--- start Dataset entries ---
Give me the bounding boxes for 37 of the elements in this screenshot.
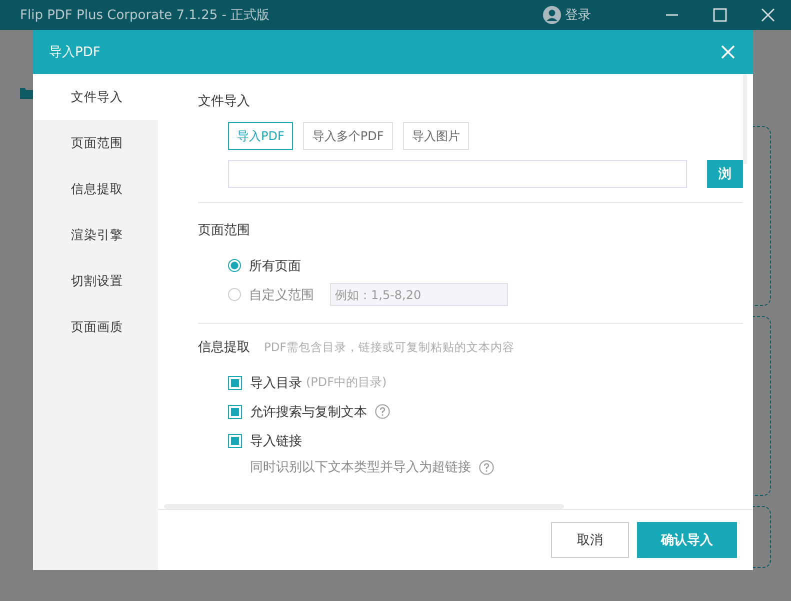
dialog-title: 导入PDF — [49, 44, 100, 61]
radio-button[interactable] — [228, 259, 241, 272]
file-path-field[interactable] — [228, 160, 687, 188]
sidebar-item[interactable]: 文件导入 — [33, 74, 158, 120]
option-label: 导入目录 — [250, 374, 302, 392]
option-note: (PDF中的目录) — [306, 374, 387, 391]
option-label: 自定义范围 — [249, 286, 314, 304]
section-title: 文件导入 — [198, 93, 251, 110]
checkbox[interactable] — [228, 404, 242, 418]
sidebar-item[interactable]: 切割设置 — [33, 258, 158, 304]
help-icon[interactable] — [479, 460, 494, 474]
checkbox[interactable] — [228, 434, 242, 448]
help-icon[interactable] — [375, 404, 390, 419]
scrollbar[interactable] — [164, 504, 564, 509]
window-title: Flip PDF Plus Corporate 7.1.25 - 正式版 — [20, 7, 270, 24]
login-link[interactable]: 登录 — [565, 6, 591, 24]
checkbox[interactable] — [228, 376, 242, 390]
sidebar-item[interactable]: 页面范围 — [33, 120, 158, 166]
close-icon[interactable] — [761, 8, 775, 22]
cancel-button[interactable]: 取消 — [551, 522, 629, 558]
import-tab[interactable]: 导入图片 — [402, 122, 469, 150]
option-label: 所有页面 — [249, 258, 301, 274]
sidebar-item[interactable]: 信息提取 — [33, 166, 158, 212]
folder-icon — [20, 86, 34, 100]
sidebar-item[interactable]: 页面画质 — [33, 304, 158, 350]
option-label: 导入链接 — [250, 432, 302, 450]
radio-button[interactable] — [228, 288, 241, 301]
maximize-icon[interactable] — [713, 8, 727, 22]
option-label: 允许搜索与复制文本 — [250, 404, 367, 420]
option-label: 同时识别以下文本类型并导入为超链接 — [250, 459, 471, 476]
hint-text: PDF需包含目录，链接或可复制粘贴的文本内容 — [264, 340, 514, 355]
section-title: 信息提取 — [198, 339, 250, 356]
user-icon — [543, 6, 561, 24]
section-title: 页面范围 — [198, 222, 251, 239]
range-field[interactable]: 例如：1,5-8,20 — [330, 283, 508, 306]
sidebar-item[interactable]: 渲染引擎 — [33, 212, 158, 258]
import-tab[interactable]: 导入多个PDF — [303, 122, 393, 150]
--- end Dataset entries ---
**Required task**
Reproduce every one of the entries above word for word, leaving out the pictures.

**Answer to the problem**
Give me the bounding boxes for 37 of the elements in this screenshot.
dialog-title: 导入PDF — [49, 44, 100, 61]
radio-button[interactable] — [228, 259, 241, 272]
file-path-field[interactable] — [228, 160, 687, 188]
sidebar-item[interactable]: 文件导入 — [33, 74, 158, 120]
option-label: 导入目录 — [250, 374, 302, 392]
option-note: (PDF中的目录) — [306, 374, 387, 391]
option-label: 自定义范围 — [249, 286, 314, 304]
section-title: 文件导入 — [198, 93, 251, 110]
checkbox[interactable] — [228, 404, 242, 418]
sidebar-item[interactable]: 切割设置 — [33, 258, 158, 304]
help-icon[interactable] — [479, 460, 494, 474]
checkbox[interactable] — [228, 434, 242, 448]
help-icon[interactable] — [375, 404, 390, 419]
scrollbar[interactable] — [164, 504, 564, 509]
window-title: Flip PDF Plus Corporate 7.1.25 - 正式版 — [20, 7, 270, 24]
login-link[interactable]: 登录 — [565, 6, 591, 24]
checkbox[interactable] — [228, 376, 242, 390]
sidebar-item[interactable]: 页面范围 — [33, 120, 158, 166]
close-icon[interactable] — [761, 8, 775, 22]
cancel-button[interactable]: 取消 — [551, 522, 629, 558]
import-tab[interactable]: 导入图片 — [402, 122, 469, 150]
option-label: 所有页面 — [249, 258, 301, 274]
sidebar-item[interactable]: 信息提取 — [33, 166, 158, 212]
folder-icon — [20, 86, 34, 100]
sidebar-item[interactable]: 页面画质 — [33, 304, 158, 350]
option-label: 导入链接 — [250, 432, 302, 450]
radio-button[interactable] — [228, 288, 241, 301]
maximize-icon[interactable] — [713, 8, 727, 22]
option-label: 允许搜索与复制文本 — [250, 404, 367, 420]
option-label: 同时识别以下文本类型并导入为超链接 — [250, 459, 471, 476]
hint-text: PDF需包含目录，链接或可复制粘贴的文本内容 — [264, 340, 514, 355]
section-title: 信息提取 — [198, 339, 250, 356]
user-icon — [543, 6, 561, 24]
section-title: 页面范围 — [198, 222, 251, 239]
range-field[interactable]: 例如：1,5-8,20 — [330, 283, 508, 306]
sidebar-item[interactable]: 渲染引擎 — [33, 212, 158, 258]
import-tab[interactable]: 导入多个PDF — [303, 122, 393, 150]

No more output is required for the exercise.